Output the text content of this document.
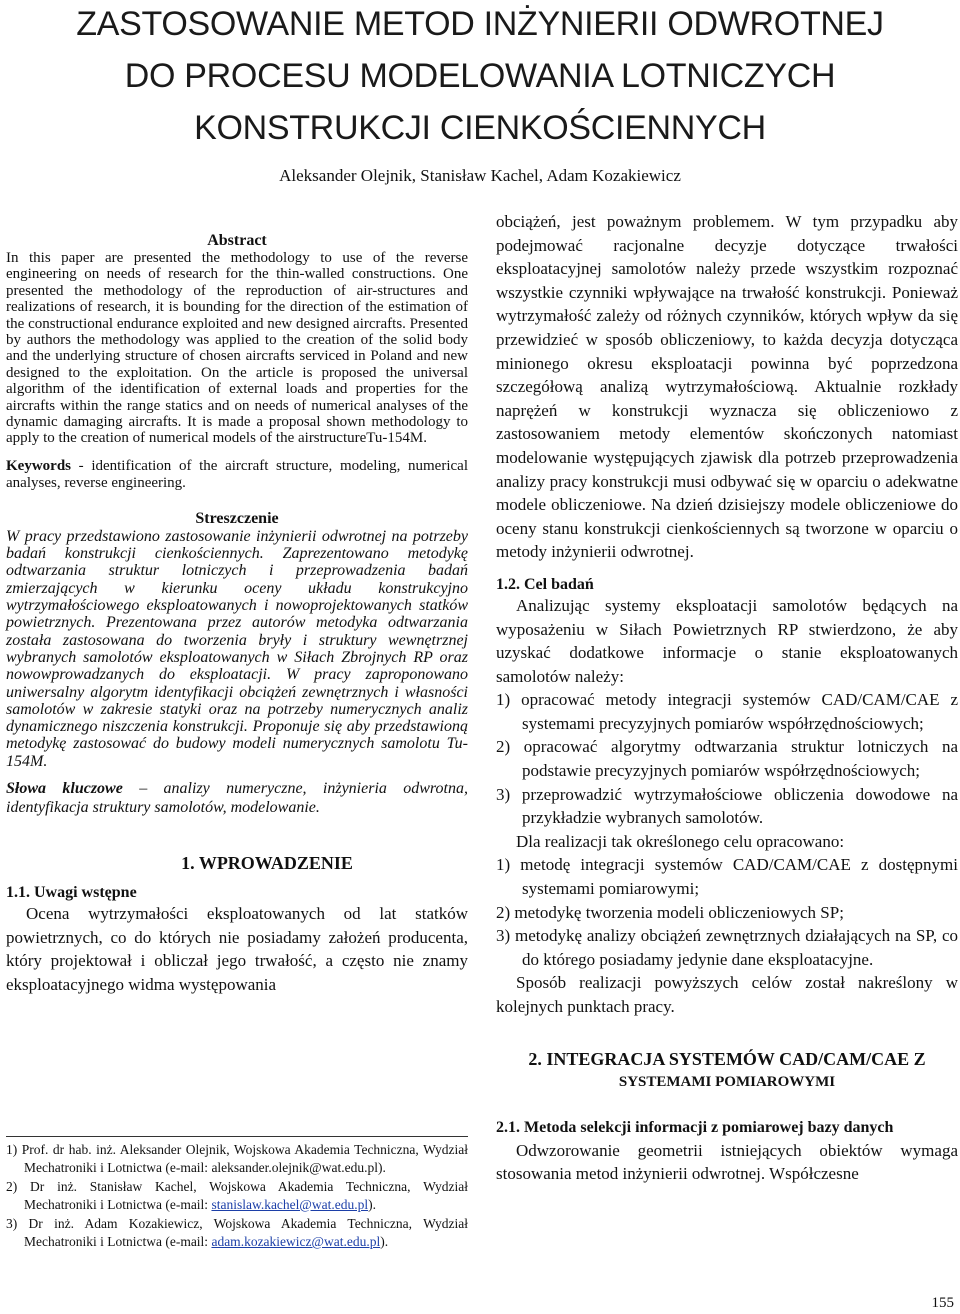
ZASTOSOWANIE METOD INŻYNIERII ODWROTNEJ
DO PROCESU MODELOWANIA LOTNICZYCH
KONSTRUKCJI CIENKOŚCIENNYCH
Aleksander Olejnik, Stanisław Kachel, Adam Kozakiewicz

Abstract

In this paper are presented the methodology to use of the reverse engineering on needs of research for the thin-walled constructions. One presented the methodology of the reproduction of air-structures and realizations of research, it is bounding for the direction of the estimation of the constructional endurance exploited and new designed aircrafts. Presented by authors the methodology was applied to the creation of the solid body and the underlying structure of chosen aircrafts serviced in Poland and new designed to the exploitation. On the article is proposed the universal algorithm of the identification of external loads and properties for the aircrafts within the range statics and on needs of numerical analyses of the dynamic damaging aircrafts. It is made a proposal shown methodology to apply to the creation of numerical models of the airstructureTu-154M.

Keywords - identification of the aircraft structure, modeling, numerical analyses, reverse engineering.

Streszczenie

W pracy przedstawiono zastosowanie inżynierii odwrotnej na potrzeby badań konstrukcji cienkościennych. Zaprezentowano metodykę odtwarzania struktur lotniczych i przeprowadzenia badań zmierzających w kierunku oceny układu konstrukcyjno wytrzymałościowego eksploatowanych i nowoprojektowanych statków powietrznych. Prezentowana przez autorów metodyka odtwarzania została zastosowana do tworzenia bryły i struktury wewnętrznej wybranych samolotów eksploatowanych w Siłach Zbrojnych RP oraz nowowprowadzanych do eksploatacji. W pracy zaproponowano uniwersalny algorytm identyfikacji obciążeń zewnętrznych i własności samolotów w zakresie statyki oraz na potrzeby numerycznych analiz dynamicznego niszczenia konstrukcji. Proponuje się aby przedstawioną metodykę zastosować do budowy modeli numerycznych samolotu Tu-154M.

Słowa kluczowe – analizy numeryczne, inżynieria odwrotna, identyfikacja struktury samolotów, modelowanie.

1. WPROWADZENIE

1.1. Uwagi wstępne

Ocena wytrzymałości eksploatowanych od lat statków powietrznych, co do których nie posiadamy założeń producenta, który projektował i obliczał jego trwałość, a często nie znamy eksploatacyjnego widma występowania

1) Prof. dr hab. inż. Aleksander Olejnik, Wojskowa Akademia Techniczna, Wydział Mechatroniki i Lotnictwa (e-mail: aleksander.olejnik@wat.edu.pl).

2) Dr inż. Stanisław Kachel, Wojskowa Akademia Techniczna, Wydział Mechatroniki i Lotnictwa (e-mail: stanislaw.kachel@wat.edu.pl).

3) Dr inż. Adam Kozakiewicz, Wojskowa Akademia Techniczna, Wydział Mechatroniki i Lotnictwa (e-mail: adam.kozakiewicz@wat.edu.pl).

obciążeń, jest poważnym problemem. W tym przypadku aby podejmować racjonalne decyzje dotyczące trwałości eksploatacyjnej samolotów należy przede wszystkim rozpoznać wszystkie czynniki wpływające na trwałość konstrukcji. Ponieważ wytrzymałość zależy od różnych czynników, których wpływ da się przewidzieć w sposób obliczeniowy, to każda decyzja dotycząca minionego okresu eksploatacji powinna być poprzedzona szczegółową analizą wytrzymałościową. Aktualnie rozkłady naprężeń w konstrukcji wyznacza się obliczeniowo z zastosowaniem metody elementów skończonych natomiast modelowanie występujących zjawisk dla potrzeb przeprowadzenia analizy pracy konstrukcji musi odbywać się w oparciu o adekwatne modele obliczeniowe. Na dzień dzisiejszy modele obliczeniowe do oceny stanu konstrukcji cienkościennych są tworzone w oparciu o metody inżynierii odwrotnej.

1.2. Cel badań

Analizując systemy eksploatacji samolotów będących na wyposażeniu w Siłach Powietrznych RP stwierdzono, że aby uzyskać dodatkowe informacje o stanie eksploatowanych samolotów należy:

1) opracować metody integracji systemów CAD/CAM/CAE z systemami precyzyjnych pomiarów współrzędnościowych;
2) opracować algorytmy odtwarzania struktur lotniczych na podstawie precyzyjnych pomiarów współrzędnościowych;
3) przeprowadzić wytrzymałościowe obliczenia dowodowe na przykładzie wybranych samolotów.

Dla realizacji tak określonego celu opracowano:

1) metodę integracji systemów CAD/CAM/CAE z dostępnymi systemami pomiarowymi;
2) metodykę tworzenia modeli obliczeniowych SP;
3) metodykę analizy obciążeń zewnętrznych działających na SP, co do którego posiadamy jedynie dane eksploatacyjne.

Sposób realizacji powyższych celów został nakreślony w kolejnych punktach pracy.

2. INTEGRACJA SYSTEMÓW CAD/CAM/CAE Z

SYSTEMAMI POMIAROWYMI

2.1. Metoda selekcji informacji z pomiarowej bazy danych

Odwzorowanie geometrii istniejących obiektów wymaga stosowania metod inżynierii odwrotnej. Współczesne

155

************

### The exercise:
Produce an exact copy of each line of data, skipping embedded images.

### Final answer:
Output the text content of this document.
ZASTOSOWANIE METOD INŻYNIERII ODWROTNEJ
DO PROCESU MODELOWANIA LOTNICZYCH
KONSTRUKCJI CIENKOŚCIENNYCH
Aleksander Olejnik, Stanisław Kachel, Adam Kozakiewicz

Abstract

In this paper are presented the methodology to use of the reverse engineering on needs of research for the thin-walled constructions. One presented the methodology of the reproduction of air-structures and realizations of research, it is bounding for the direction of the estimation of the constructional endurance exploited and new designed aircrafts. Presented by authors the methodology was applied to the creation of the solid body and the underlying structure of chosen aircrafts serviced in Poland and new designed to the exploitation. On the article is proposed the universal algorithm of the identification of external loads and properties for the aircrafts within the range statics and on needs of numerical analyses of the dynamic damaging aircrafts. It is made a proposal shown methodology to apply to the creation of numerical models of the airstructureTu-154M.

Keywords - identification of the aircraft structure, modeling, numerical analyses, reverse engineering.

Streszczenie

W pracy przedstawiono zastosowanie inżynierii odwrotnej na potrzeby badań konstrukcji cienkościennych. Zaprezentowano metodykę odtwarzania struktur lotniczych i przeprowadzenia badań zmierzających w kierunku oceny układu konstrukcyjno wytrzymałościowego eksploatowanych i nowoprojektowanych statków powietrznych. Prezentowana przez autorów metodyka odtwarzania została zastosowana do tworzenia bryły i struktury wewnętrznej wybranych samolotów eksploatowanych w Siłach Zbrojnych RP oraz nowowprowadzanych do eksploatacji. W pracy zaproponowano uniwersalny algorytm identyfikacji obciążeń zewnętrznych i własności samolotów w zakresie statyki oraz na potrzeby numerycznych analiz dynamicznego niszczenia konstrukcji. Proponuje się aby przedstawioną metodykę zastosować do budowy modeli numerycznych samolotu Tu-154M.

Słowa kluczowe – analizy numeryczne, inżynieria odwrotna, identyfikacja struktury samolotów, modelowanie.

1. WPROWADZENIE

1.1. Uwagi wstępne

Ocena wytrzymałości eksploatowanych od lat statków powietrznych, co do których nie posiadamy założeń producenta, który projektował i obliczał jego trwałość, a często nie znamy eksploatacyjnego widma występowania

1) Prof. dr hab. inż. Aleksander Olejnik, Wojskowa Akademia Techniczna, Wydział Mechatroniki i Lotnictwa (e-mail: aleksander.olejnik@wat.edu.pl).

2) Dr inż. Stanisław Kachel, Wojskowa Akademia Techniczna, Wydział Mechatroniki i Lotnictwa (e-mail: stanislaw.kachel@wat.edu.pl).

3) Dr inż. Adam Kozakiewicz, Wojskowa Akademia Techniczna, Wydział Mechatroniki i Lotnictwa (e-mail: adam.kozakiewicz@wat.edu.pl).

obciążeń, jest poważnym problemem. W tym przypadku aby podejmować racjonalne decyzje dotyczące trwałości eksploatacyjnej samolotów należy przede wszystkim rozpoznać wszystkie czynniki wpływające na trwałość konstrukcji. Ponieważ wytrzymałość zależy od różnych czynników, których wpływ da się przewidzieć w sposób obliczeniowy, to każda decyzja dotycząca minionego okresu eksploatacji powinna być poprzedzona szczegółową analizą wytrzymałościową. Aktualnie rozkłady naprężeń w konstrukcji wyznacza się obliczeniowo z zastosowaniem metody elementów skończonych natomiast modelowanie występujących zjawisk dla potrzeb przeprowadzenia analizy pracy konstrukcji musi odbywać się w oparciu o adekwatne modele obliczeniowe. Na dzień dzisiejszy modele obliczeniowe do oceny stanu konstrukcji cienkościennych są tworzone w oparciu o metody inżynierii odwrotnej.

1.2. Cel badań

Analizując systemy eksploatacji samolotów będących na wyposażeniu w Siłach Powietrznych RP stwierdzono, że aby uzyskać dodatkowe informacje o stanie eksploatowanych samolotów należy:

1) opracować metody integracji systemów CAD/CAM/CAE z systemami precyzyjnych pomiarów współrzędnościowych;
2) opracować algorytmy odtwarzania struktur lotniczych na podstawie precyzyjnych pomiarów współrzędnościowych;
3) przeprowadzić wytrzymałościowe obliczenia dowodowe na przykładzie wybranych samolotów.

Dla realizacji tak określonego celu opracowano:

1) metodę integracji systemów CAD/CAM/CAE z dostępnymi systemami pomiarowymi;
2) metodykę tworzenia modeli obliczeniowych SP;
3) metodykę analizy obciążeń zewnętrznych działających na SP, co do którego posiadamy jedynie dane eksploatacyjne.

Sposób realizacji powyższych celów został nakreślony w kolejnych punktach pracy.

2. INTEGRACJA SYSTEMÓW CAD/CAM/CAE Z

SYSTEMAMI POMIAROWYMI

2.1. Metoda selekcji informacji z pomiarowej bazy danych

Odwzorowanie geometrii istniejących obiektów wymaga stosowania metod inżynierii odwrotnej. Współczesne

155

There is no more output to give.